* Goal: Work out the number of lines containing "would". Give that number alone.

begin Input for this task

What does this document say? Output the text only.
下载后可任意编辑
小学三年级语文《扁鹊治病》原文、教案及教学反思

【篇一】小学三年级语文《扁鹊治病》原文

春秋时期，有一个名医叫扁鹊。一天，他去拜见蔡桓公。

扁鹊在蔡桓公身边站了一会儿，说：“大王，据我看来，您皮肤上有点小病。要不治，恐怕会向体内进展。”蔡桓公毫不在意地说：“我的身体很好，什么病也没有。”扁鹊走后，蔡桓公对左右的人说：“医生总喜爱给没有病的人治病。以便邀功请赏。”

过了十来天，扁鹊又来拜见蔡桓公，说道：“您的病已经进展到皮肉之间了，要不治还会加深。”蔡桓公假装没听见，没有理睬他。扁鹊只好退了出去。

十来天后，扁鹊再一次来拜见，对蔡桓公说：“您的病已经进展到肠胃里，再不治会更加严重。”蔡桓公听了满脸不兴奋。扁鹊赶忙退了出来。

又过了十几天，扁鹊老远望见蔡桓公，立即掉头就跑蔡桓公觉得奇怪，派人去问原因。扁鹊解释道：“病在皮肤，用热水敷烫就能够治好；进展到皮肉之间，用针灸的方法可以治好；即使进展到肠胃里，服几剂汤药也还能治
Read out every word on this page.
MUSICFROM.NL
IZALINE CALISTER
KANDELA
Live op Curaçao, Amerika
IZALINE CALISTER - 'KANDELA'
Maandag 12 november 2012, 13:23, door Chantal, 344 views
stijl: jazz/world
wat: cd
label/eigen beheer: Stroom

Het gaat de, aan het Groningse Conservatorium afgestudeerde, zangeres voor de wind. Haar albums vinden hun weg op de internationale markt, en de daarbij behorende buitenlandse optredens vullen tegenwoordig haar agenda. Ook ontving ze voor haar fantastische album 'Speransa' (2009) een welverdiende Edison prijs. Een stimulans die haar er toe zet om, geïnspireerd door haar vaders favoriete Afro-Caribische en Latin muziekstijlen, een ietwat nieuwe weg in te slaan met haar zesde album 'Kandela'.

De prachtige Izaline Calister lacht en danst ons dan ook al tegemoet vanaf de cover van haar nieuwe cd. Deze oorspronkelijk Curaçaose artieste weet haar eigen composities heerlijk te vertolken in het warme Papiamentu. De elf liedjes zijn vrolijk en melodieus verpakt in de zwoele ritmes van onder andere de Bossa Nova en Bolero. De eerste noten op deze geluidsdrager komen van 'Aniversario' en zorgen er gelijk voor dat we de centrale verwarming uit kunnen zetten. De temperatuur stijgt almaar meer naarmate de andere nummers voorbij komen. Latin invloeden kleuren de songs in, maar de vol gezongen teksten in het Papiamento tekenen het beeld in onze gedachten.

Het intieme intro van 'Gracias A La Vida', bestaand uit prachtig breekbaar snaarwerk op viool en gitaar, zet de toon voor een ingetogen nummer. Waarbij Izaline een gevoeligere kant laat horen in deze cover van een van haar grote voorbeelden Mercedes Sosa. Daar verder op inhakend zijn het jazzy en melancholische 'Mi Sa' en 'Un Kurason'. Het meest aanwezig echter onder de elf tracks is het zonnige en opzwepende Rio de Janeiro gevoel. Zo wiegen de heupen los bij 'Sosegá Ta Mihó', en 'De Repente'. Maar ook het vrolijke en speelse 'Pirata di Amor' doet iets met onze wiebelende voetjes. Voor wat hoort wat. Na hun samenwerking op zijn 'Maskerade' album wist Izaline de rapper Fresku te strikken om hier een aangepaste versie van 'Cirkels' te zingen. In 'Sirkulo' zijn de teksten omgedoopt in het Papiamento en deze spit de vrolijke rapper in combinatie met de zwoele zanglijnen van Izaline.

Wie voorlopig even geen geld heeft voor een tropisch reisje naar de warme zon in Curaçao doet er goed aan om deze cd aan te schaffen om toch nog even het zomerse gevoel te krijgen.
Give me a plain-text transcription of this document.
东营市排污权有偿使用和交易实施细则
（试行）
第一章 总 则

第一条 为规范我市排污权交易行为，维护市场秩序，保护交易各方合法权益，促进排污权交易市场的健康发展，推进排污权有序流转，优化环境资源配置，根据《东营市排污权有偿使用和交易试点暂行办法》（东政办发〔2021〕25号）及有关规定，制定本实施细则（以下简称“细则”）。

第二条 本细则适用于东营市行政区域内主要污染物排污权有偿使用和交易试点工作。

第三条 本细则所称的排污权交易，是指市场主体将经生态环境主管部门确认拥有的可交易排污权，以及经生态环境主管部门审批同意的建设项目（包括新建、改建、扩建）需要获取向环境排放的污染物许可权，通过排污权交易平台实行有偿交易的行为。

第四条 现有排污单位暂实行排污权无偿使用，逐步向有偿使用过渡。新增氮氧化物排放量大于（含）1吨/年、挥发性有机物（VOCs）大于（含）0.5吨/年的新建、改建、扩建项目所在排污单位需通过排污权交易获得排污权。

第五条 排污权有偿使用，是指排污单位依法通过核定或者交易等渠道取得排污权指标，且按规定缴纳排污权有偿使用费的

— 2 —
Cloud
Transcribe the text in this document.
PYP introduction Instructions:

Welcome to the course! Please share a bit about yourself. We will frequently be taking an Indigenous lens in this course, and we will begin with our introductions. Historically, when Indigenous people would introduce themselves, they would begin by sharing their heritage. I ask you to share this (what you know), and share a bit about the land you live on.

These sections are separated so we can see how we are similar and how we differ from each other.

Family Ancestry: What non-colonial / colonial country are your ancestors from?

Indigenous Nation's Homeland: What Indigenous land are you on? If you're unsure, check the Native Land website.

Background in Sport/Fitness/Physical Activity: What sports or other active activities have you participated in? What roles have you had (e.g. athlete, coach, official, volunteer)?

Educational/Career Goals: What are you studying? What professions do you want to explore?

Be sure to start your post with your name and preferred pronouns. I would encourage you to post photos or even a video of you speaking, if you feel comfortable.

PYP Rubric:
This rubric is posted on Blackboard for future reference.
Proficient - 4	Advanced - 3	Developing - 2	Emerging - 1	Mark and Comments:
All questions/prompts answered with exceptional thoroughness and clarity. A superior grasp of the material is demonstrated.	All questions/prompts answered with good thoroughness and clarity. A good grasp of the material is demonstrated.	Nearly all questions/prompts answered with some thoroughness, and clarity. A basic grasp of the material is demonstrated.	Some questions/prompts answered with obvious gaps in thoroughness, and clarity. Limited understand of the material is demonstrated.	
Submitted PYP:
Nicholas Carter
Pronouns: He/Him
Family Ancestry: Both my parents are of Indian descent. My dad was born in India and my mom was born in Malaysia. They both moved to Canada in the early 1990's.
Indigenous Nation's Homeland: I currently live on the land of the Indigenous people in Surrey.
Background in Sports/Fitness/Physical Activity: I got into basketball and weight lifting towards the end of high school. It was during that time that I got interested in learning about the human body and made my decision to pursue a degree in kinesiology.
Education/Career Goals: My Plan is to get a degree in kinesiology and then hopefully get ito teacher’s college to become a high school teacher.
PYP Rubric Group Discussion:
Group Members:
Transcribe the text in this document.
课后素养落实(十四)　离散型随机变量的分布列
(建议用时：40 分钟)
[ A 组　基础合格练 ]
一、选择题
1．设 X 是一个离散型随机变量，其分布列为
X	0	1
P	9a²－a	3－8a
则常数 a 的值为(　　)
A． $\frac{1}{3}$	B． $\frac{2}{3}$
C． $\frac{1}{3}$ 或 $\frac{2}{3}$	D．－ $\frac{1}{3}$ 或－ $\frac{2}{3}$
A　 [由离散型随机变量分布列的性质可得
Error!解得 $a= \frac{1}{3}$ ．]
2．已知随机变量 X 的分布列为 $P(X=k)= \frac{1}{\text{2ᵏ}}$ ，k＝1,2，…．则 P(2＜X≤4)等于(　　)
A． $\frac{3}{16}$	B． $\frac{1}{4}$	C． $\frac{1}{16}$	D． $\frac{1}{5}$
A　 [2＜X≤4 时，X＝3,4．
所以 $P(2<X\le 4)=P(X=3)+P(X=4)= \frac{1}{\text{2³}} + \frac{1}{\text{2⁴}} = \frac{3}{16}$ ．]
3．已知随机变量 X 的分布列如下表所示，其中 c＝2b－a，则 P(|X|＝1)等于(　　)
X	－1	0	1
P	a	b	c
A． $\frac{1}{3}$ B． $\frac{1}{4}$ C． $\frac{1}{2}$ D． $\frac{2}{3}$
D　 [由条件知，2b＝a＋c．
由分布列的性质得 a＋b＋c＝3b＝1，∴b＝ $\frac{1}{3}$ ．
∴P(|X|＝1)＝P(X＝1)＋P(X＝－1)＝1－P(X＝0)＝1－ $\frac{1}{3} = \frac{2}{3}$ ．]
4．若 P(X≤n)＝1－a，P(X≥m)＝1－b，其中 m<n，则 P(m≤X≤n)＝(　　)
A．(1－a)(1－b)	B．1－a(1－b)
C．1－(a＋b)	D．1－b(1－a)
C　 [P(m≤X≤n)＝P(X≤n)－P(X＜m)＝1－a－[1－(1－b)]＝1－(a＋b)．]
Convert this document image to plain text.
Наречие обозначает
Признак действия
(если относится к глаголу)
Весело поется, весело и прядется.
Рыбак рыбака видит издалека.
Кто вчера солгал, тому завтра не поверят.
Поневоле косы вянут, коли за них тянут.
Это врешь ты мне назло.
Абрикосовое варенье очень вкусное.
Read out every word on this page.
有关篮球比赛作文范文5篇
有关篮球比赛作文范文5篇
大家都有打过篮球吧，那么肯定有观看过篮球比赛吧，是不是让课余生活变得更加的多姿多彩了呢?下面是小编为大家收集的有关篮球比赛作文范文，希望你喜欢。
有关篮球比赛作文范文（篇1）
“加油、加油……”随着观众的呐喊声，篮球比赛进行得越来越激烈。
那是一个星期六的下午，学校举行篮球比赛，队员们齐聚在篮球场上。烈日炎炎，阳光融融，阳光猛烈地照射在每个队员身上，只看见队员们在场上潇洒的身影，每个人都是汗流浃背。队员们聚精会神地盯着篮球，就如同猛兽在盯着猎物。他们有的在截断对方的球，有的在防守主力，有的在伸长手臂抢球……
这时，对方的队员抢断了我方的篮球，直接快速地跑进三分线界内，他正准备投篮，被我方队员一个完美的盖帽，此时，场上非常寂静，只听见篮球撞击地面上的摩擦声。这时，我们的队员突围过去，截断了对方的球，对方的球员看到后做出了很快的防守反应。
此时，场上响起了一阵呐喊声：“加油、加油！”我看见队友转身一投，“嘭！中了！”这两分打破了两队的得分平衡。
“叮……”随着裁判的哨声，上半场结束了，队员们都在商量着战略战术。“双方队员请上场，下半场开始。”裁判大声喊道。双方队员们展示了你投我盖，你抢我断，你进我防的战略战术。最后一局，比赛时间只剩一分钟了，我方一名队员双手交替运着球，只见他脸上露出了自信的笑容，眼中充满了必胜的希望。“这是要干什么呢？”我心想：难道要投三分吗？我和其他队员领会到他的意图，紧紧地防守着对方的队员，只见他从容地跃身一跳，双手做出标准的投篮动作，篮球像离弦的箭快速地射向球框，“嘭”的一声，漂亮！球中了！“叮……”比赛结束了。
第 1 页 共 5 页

end Input for this task

* Exercise response: 2